▸ GIVEN RECORDS:

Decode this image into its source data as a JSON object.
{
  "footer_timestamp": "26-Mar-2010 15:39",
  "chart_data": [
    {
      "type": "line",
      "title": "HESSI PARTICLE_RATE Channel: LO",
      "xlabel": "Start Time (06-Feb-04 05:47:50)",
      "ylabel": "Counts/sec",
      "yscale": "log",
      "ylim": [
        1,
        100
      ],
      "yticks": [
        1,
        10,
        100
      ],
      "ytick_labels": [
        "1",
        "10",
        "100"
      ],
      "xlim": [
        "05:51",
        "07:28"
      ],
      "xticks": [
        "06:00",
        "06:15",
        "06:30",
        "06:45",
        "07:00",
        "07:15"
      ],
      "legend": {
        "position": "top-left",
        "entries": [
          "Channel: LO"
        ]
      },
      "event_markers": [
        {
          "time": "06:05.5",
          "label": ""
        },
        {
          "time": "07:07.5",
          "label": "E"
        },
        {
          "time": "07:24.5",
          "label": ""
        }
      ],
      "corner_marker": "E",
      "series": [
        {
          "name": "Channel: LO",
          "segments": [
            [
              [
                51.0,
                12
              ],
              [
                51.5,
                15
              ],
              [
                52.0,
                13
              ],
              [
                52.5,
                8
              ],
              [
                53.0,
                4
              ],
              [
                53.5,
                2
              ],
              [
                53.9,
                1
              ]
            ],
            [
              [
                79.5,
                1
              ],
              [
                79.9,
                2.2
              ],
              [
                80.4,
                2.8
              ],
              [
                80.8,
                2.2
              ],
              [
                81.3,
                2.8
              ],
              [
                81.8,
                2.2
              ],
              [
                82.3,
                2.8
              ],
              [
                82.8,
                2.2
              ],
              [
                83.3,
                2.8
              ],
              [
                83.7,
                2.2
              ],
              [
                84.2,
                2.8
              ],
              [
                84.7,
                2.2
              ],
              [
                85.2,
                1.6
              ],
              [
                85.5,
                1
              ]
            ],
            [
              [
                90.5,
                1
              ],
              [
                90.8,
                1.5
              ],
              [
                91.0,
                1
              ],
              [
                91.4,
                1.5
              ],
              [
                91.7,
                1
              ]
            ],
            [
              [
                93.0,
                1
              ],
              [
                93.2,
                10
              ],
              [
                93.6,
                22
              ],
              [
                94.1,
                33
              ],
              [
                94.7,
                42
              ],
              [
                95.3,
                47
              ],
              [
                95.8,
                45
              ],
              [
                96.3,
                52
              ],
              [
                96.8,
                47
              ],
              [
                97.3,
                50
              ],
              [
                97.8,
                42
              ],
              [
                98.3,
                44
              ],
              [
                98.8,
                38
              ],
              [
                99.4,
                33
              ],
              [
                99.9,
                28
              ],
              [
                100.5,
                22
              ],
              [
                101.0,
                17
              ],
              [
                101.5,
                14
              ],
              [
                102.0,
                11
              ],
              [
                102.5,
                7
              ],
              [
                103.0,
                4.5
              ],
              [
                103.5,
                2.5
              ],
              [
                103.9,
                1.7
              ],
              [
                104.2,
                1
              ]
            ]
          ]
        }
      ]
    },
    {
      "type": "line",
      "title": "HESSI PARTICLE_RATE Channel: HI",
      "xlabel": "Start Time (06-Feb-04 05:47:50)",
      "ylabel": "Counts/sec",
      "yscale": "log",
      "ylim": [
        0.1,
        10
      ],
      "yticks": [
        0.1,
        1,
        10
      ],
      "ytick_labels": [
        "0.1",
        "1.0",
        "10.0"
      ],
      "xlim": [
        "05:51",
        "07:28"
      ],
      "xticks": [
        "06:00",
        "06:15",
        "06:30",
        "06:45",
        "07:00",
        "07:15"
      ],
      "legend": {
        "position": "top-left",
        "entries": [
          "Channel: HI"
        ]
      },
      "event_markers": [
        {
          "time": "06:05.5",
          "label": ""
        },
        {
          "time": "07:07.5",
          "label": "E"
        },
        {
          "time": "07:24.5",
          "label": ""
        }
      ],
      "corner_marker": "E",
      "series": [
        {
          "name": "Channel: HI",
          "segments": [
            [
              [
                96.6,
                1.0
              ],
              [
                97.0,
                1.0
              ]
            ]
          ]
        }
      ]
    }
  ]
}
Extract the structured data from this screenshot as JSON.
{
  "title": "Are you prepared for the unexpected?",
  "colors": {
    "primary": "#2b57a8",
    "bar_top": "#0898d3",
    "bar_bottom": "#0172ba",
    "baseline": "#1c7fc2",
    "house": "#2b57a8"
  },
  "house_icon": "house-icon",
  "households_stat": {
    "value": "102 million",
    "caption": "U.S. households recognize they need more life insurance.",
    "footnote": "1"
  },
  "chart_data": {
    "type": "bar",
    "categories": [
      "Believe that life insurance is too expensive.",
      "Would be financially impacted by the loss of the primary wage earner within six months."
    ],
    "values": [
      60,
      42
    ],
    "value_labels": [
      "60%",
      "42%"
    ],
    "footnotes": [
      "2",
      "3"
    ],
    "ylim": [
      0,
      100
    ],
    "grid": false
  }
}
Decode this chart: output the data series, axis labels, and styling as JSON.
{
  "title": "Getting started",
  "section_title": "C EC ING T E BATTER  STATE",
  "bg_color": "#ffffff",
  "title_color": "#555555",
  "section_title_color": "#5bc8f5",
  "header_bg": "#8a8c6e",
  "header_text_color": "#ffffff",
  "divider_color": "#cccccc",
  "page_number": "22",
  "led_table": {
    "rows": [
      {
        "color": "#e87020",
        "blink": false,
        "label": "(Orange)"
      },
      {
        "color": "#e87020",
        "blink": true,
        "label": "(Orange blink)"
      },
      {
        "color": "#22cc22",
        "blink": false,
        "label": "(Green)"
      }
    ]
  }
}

▸ WHAT TO PRODUCE: Recite the full listing above exactly.

▸ RESPONSE TO THIS EXERCISE:
Decode this image into its source data as a JSON object.
{
  "footer_timestamp": "26-Mar-2010 15:39",
  "chart_data": [
    {
      "type": "line",
      "title": "HESSI PARTICLE_RATE Channel: LO",
      "xlabel": "Start Time (06-Feb-04 05:47:50)",
      "ylabel": "Counts/sec",
      "yscale": "log",
      "ylim": [
        1,
        100
      ],
      "yticks": [
        1,
        10,
        100
      ],
      "ytick_labels": [
        "1",
        "10",
        "100"
      ],
      "xlim": [
        "05:51",
        "07:28"
      ],
      "xticks": [
        "06:00",
        "06:15",
        "06:30",
        "06:45",
        "07:00",
        "07:15"
      ],
      "legend": {
        "position": "top-left",
        "entries": [
          "Channel: LO"
        ]
      },
      "event_markers": [
        {
          "time": "06:05.5",
          "label": ""
        },
        {
          "time": "07:07.5",
          "label": "E"
        },
        {
          "time": "07:24.5",
          "label": ""
        }
      ],
      "corner_marker": "E",
      "series": [
        {
          "name": "Channel: LO",
          "segments": [
            [
              [
                51.0,
                12
              ],
              [
                51.5,
                15
              ],
              [
                52.0,
                13
              ],
              [
                52.5,
                8
              ],
              [
                53.0,
                4
              ],
              [
                53.5,
                2
              ],
              [
                53.9,
                1
              ]
            ],
            [
              [
                79.5,
                1
              ],
              [
                79.9,
                2.2
              ],
              [
                80.4,
                2.8
              ],
              [
                80.8,
                2.2
              ],
              [
                81.3,
                2.8
              ],
              [
                81.8,
                2.2
              ],
              [
                82.3,
                2.8
              ],
              [
                82.8,
                2.2
              ],
              [
                83.3,
                2.8
              ],
              [
                83.7,
                2.2
              ],
              [
                84.2,
                2.8
              ],
              [
                84.7,
                2.2
              ],
              [
                85.2,
                1.6
              ],
              [
                85.5,
                1
              ]
            ],
            [
              [
                90.5,
                1
              ],
              [
                90.8,
                1.5
              ],
              [
                91.0,
                1
              ],
              [
                91.4,
                1.5
              ],
              [
                91.7,
                1
              ]
            ],
            [
              [
                93.0,
                1
              ],
              [
                93.2,
                10
              ],
              [
                93.6,
                22
              ],
              [
                94.1,
                33
              ],
              [
                94.7,
                42
              ],
              [
                95.3,
                47
              ],
              [
                95.8,
                45
              ],
              [
                96.3,
                52
              ],
              [
                96.8,
                47
              ],
              [
                97.3,
                50
              ],
              [
                97.8,
                42
              ],
              [
                98.3,
                44
              ],
              [
                98.8,
                38
              ],
              [
                99.4,
                33
              ],
              [
                99.9,
                28
              ],
              [
                100.5,
                22
              ],
              [
                101.0,
                17
              ],
              [
                101.5,
                14
              ],
              [
                102.0,
                11
              ],
              [
                102.5,
                7
              ],
              [
                103.0,
                4.5
              ],
              [
                103.5,
                2.5
              ],
              [
                103.9,
                1.7
              ],
              [
                104.2,
                1
              ]
            ]
          ]
        }
      ]
    },
    {
      "type": "line",
      "title": "HESSI PARTICLE_RATE Channel: HI",
      "xlabel": "Start Time (06-Feb-04 05:47:50)",
      "ylabel": "Counts/sec",
      "yscale": "log",
      "ylim": [
        0.1,
        10
      ],
      "yticks": [
        0.1,
        1,
        10
      ],
      "ytick_labels": [
        "0.1",
        "1.0",
        "10.0"
      ],
      "xlim": [
        "05:51",
        "07:28"
      ],
      "xticks": [
        "06:00",
        "06:15",
        "06:30",
        "06:45",
        "07:00",
        "07:15"
      ],
      "legend": {
        "position": "top-left",
        "entries": [
          "Channel: HI"
        ]
      },
      "event_markers": [
        {
          "time": "06:05.5",
          "label": ""
        },
        {
          "time": "07:07.5",
          "label": "E"
        },
        {
          "time": "07:24.5",
          "label": ""
        }
      ],
      "corner_marker": "E",
      "series": [
        {
          "name": "Channel: HI",
          "segments": [
            [
              [
                96.6,
                1.0
              ],
              [
                97.0,
                1.0
              ]
            ]
          ]
        }
      ]
    }
  ]
}
Extract the structured data from this screenshot as JSON.
{
  "title": "Are you prepared for the unexpected?",
  "colors": {
    "primary": "#2b57a8",
    "bar_top": "#0898d3",
    "bar_bottom": "#0172ba",
    "baseline": "#1c7fc2",
    "house": "#2b57a8"
  },
  "house_icon": "house-icon",
  "households_stat": {
    "value": "102 million",
    "caption": "U.S. households recognize they need more life insurance.",
    "footnote": "1"
  },
  "chart_data": {
    "type": "bar",
    "categories": [
      "Believe that life insurance is too expensive.",
      "Would be financially impacted by the loss of the primary wage earner within six months."
    ],
    "values": [
      60,
      42
    ],
    "value_labels": [
      "60%",
      "42%"
    ],
    "footnotes": [
      "2",
      "3"
    ],
    "ylim": [
      0,
      100
    ],
    "grid": false
  }
}
Decode this chart: output the data series, axis labels, and styling as JSON.
{
  "title": "Getting started",
  "section_title": "C EC ING T E BATTER  STATE",
  "bg_color": "#ffffff",
  "title_color": "#555555",
  "section_title_color": "#5bc8f5",
  "header_bg": "#8a8c6e",
  "header_text_color": "#ffffff",
  "divider_color": "#cccccc",
  "page_number": "22",
  "led_table": {
    "rows": [
      {
        "color": "#e87020",
        "blink": false,
        "label": "(Orange)"
      },
      {
        "color": "#e87020",
        "blink": true,
        "label": "(Orange blink)"
      },
      {
        "color": "#22cc22",
        "blink": false,
        "label": "(Green)"
      }
    ]
  }
}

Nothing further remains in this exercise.